Reproduce every line of the listing as written, apart from the pictures.

○ ○ ○ ○

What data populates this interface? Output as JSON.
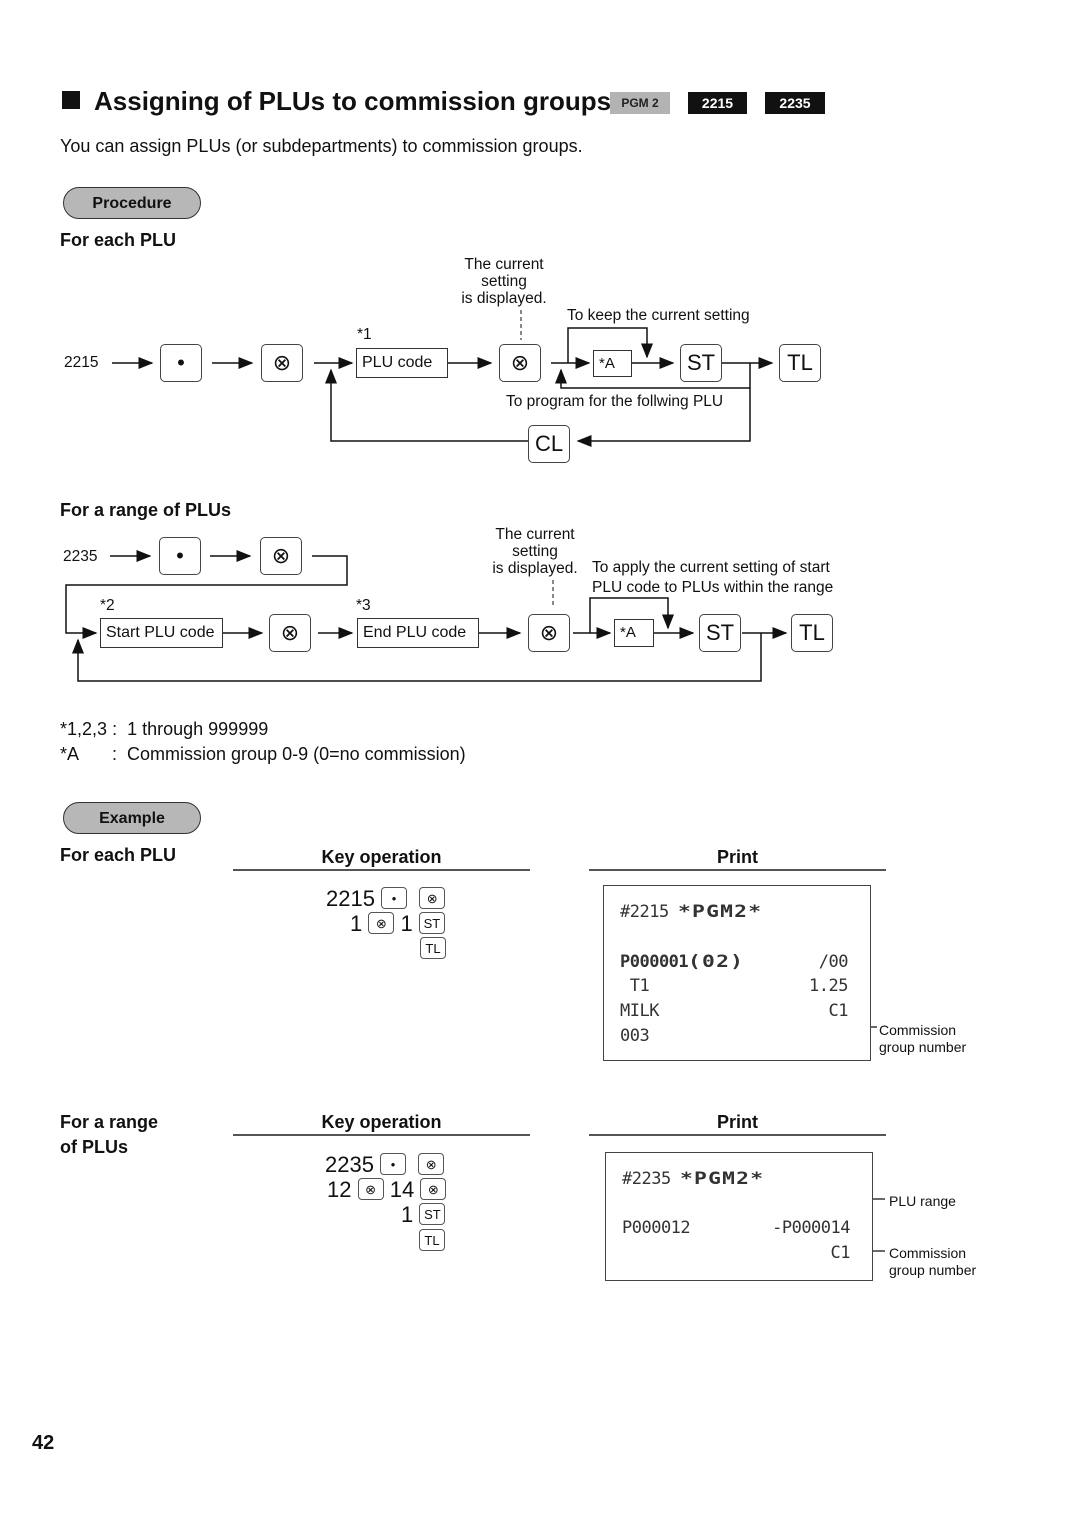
{
  "header": {
    "title": "Assigning of PLUs to commission groups",
    "tags": [
      "PGM 2",
      "2215",
      "2235"
    ],
    "intro": "You can assign PLUs (or subdepartments) to commission groups."
  },
  "procedure": {
    "label": "Procedure",
    "each_plu": {
      "heading": "For each PLU",
      "start_code": "2215",
      "note_current": [
        "The current",
        "setting",
        "is displayed."
      ],
      "note_keep": "To keep the current setting",
      "note_next": "To program for the follwing PLU",
      "star1": "*1",
      "keys": {
        "point": "•",
        "mult": "⊗",
        "plu_code": "PLU code",
        "a": "*A",
        "st": "ST",
        "tl": "TL",
        "cl": "CL"
      }
    },
    "range": {
      "heading": "For a range of PLUs",
      "start_code": "2235",
      "note_current": [
        "The current",
        "setting",
        "is displayed."
      ],
      "note_apply": [
        "To apply the current setting of start",
        "PLU code to PLUs within the range"
      ],
      "star2": "*2",
      "star3": "*3",
      "keys": {
        "point": "•",
        "mult": "⊗",
        "start_plu": "Start PLU code",
        "end_plu": "End PLU code",
        "a": "*A",
        "st": "ST",
        "tl": "TL"
      }
    }
  },
  "notes": [
    {
      "key": "*1,2,3",
      "sep": ":",
      "text": "1 through 999999"
    },
    {
      "key": "*A",
      "sep": ":",
      "text": "Commission group 0-9 (0=no commission)"
    }
  ],
  "example": {
    "label": "Example",
    "key_operation_header": "Key operation",
    "print_header": "Print",
    "each_plu": {
      "heading": "For each PLU",
      "ops": [
        {
          "num": "2215",
          "k1": "•",
          "k2": "⊗"
        },
        {
          "num": "1",
          "k1": "⊗",
          "num2": "1",
          "k2": "ST"
        },
        {
          "k2": "TL"
        }
      ],
      "receipt": {
        "header": "#2215 ",
        "header_wide": "*PGM2*",
        "plu_line_left": "P000001",
        "plu_line_dept": "(02)",
        "plu_line_right": "/00",
        "t1_left": " T1",
        "t1_right": "1.25",
        "name": "MILK",
        "group": "C1",
        "code": "003"
      },
      "callout": [
        "Commission",
        "group number"
      ]
    },
    "range": {
      "heading": [
        "For a range",
        "of PLUs"
      ],
      "ops": [
        {
          "num": "2235",
          "k1": "•",
          "k2": "⊗"
        },
        {
          "num": "12",
          "k1": "⊗",
          "num2": "14",
          "k2": "⊗"
        },
        {
          "num2": "1",
          "k2": "ST"
        },
        {
          "k2": "TL"
        }
      ],
      "receipt": {
        "header": "#2235 ",
        "header_wide": "*PGM2*",
        "start": "P000012",
        "end": "-P000014",
        "group": "C1"
      },
      "callout_range": "PLU range",
      "callout_group": [
        "Commission",
        "group number"
      ]
    }
  },
  "page_number": "42"
}
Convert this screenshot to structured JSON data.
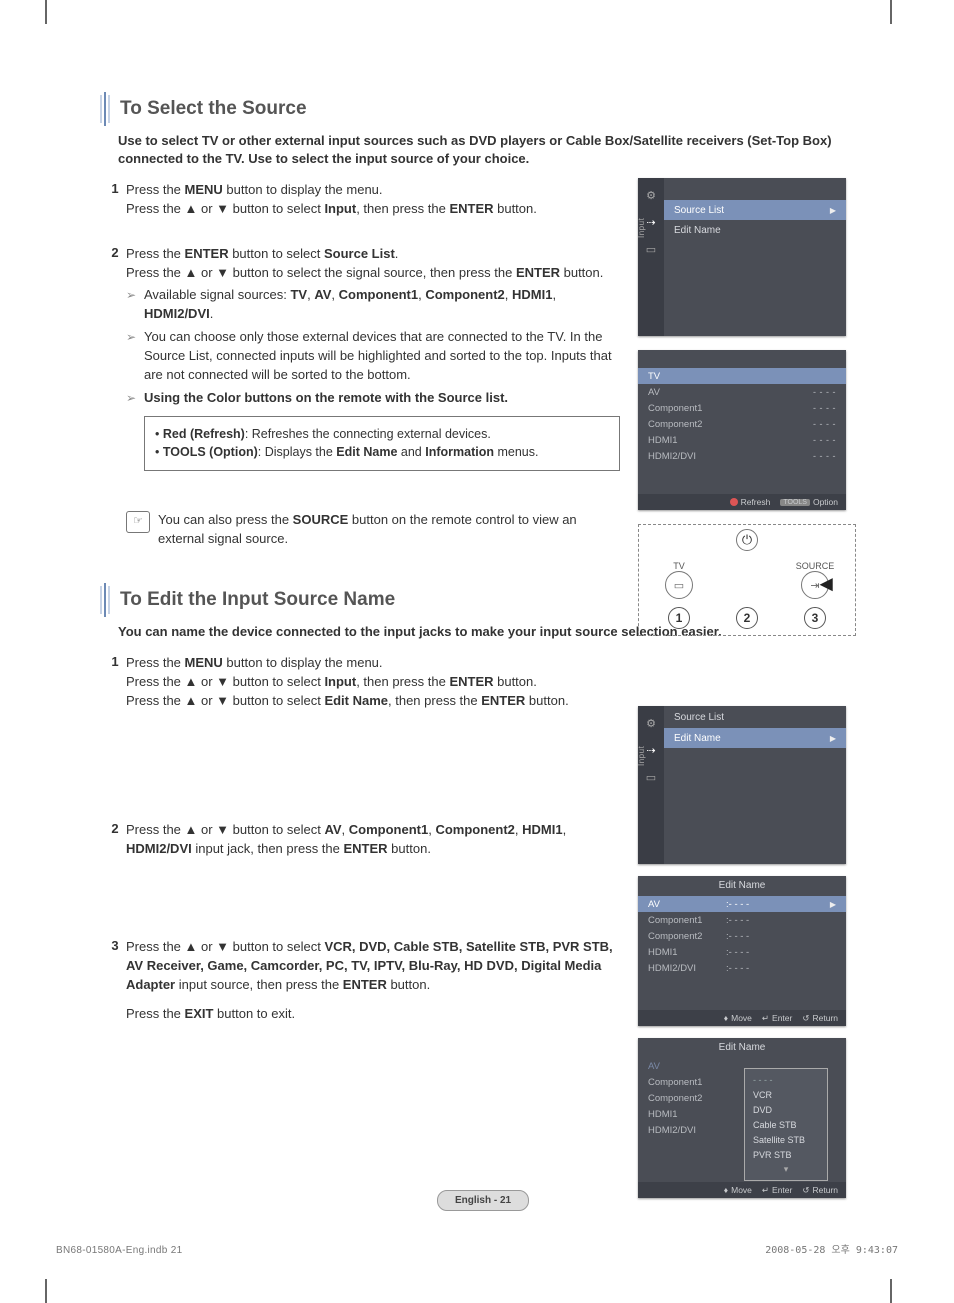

○ ○ ○ ○

● **Correct response**:
What data populates this interface? Output as JSON.
{
  "header": {
    "title": "Assigning of PLUs to commission groups",
    "tags": [
      "PGM 2",
      "2215",
      "2235"
    ],
    "intro": "You can assign PLUs (or subdepartments) to commission groups."
  },
  "procedure": {
    "label": "Procedure",
    "each_plu": {
      "heading": "For each PLU",
      "start_code": "2215",
      "note_current": [
        "The current",
        "setting",
        "is displayed."
      ],
      "note_keep": "To keep the current setting",
      "note_next": "To program for the follwing PLU",
      "star1": "*1",
      "keys": {
        "point": "•",
        "mult": "⊗",
        "plu_code": "PLU code",
        "a": "*A",
        "st": "ST",
        "tl": "TL",
        "cl": "CL"
      }
    },
    "range": {
      "heading": "For a range of PLUs",
      "start_code": "2235",
      "note_current": [
        "The current",
        "setting",
        "is displayed."
      ],
      "note_apply": [
        "To apply the current setting of start",
        "PLU code to PLUs within the range"
      ],
      "star2": "*2",
      "star3": "*3",
      "keys": {
        "point": "•",
        "mult": "⊗",
        "start_plu": "Start PLU code",
        "end_plu": "End PLU code",
        "a": "*A",
        "st": "ST",
        "tl": "TL"
      }
    }
  },
  "notes": [
    {
      "key": "*1,2,3",
      "sep": ":",
      "text": "1 through 999999"
    },
    {
      "key": "*A",
      "sep": ":",
      "text": "Commission group 0-9 (0=no commission)"
    }
  ],
  "example": {
    "label": "Example",
    "key_operation_header": "Key operation",
    "print_header": "Print",
    "each_plu": {
      "heading": "For each PLU",
      "ops": [
        {
          "num": "2215",
          "k1": "•",
          "k2": "⊗"
        },
        {
          "num": "1",
          "k1": "⊗",
          "num2": "1",
          "k2": "ST"
        },
        {
          "k2": "TL"
        }
      ],
      "receipt": {
        "header": "#2215 ",
        "header_wide": "*PGM2*",
        "plu_line_left": "P000001",
        "plu_line_dept": "(02)",
        "plu_line_right": "/00",
        "t1_left": " T1",
        "t1_right": "1.25",
        "name": "MILK",
        "group": "C1",
        "code": "003"
      },
      "callout": [
        "Commission",
        "group number"
      ]
    },
    "range": {
      "heading": [
        "For a range",
        "of PLUs"
      ],
      "ops": [
        {
          "num": "2235",
          "k1": "•",
          "k2": "⊗"
        },
        {
          "num": "12",
          "k1": "⊗",
          "num2": "14",
          "k2": "⊗"
        },
        {
          "num2": "1",
          "k2": "ST"
        },
        {
          "k2": "TL"
        }
      ],
      "receipt": {
        "header": "#2235 ",
        "header_wide": "*PGM2*",
        "start": "P000012",
        "end": "-P000014",
        "group": "C1"
      },
      "callout_range": "PLU range",
      "callout_group": [
        "Commission",
        "group number"
      ]
    }
  },
  "page_number": "42"
}
Convert this screenshot to structured JSON data.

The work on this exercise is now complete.